[DIRECTION] Check every line of the data below for the string "name", and copy the ones that hold it.

[begin DATA EXTRACT]

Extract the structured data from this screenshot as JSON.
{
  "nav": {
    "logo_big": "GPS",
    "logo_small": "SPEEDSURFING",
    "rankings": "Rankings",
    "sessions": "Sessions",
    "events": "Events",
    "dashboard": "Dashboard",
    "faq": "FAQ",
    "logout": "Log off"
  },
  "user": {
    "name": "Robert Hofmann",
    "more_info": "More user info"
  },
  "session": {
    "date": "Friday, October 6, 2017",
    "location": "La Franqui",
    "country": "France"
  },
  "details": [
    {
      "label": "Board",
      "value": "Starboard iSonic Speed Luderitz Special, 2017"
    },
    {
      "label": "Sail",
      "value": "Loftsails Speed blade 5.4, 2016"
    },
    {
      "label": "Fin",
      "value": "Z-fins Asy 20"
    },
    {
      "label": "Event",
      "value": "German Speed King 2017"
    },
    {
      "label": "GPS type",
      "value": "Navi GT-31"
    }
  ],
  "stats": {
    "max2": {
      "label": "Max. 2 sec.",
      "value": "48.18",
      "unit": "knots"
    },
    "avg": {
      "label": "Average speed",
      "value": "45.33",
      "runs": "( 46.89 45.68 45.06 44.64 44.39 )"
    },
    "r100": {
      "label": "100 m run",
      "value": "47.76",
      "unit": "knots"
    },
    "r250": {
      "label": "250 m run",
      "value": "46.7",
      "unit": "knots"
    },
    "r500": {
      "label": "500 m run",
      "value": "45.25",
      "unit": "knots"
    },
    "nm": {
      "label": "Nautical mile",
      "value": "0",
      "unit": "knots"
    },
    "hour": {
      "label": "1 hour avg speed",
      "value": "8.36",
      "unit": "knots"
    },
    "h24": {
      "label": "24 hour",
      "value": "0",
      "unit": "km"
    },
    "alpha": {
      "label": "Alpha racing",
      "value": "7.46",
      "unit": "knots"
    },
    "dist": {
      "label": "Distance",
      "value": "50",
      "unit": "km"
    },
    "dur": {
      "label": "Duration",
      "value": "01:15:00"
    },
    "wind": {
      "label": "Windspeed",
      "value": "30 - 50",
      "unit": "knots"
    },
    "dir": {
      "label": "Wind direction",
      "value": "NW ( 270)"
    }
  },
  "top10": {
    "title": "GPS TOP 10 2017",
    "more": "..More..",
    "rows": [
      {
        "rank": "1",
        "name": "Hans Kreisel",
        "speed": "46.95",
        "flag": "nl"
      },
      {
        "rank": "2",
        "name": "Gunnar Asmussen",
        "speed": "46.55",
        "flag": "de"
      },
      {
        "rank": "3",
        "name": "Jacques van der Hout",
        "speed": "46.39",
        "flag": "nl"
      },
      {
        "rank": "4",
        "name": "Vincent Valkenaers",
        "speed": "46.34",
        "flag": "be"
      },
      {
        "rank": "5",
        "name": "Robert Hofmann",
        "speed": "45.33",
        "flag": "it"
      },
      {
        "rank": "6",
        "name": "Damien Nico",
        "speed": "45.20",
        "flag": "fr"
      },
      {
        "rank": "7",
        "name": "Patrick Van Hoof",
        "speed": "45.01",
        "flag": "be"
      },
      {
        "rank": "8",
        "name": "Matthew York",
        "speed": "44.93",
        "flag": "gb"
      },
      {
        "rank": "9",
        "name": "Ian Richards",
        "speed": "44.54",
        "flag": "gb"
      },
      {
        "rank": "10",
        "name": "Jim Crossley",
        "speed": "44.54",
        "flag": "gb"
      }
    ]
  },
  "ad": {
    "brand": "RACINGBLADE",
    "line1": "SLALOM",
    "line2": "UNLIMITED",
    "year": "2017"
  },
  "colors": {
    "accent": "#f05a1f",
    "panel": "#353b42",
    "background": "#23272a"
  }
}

[end DATA EXTRACT]

[ANSWER TO THE EXERCISE]
    "name": "Robert Hofmann",
        "name": "Hans Kreisel",
        "name": "Gunnar Asmussen",
        "name": "Jacques van der Hout",
        "name": "Vincent Valkenaers",
        "name": "Robert Hofmann",
        "name": "Damien Nico",
        "name": "Patrick Van Hoof",
        "name": "Matthew York",
        "name": "Ian Richards",
        "name": "Jim Crossley",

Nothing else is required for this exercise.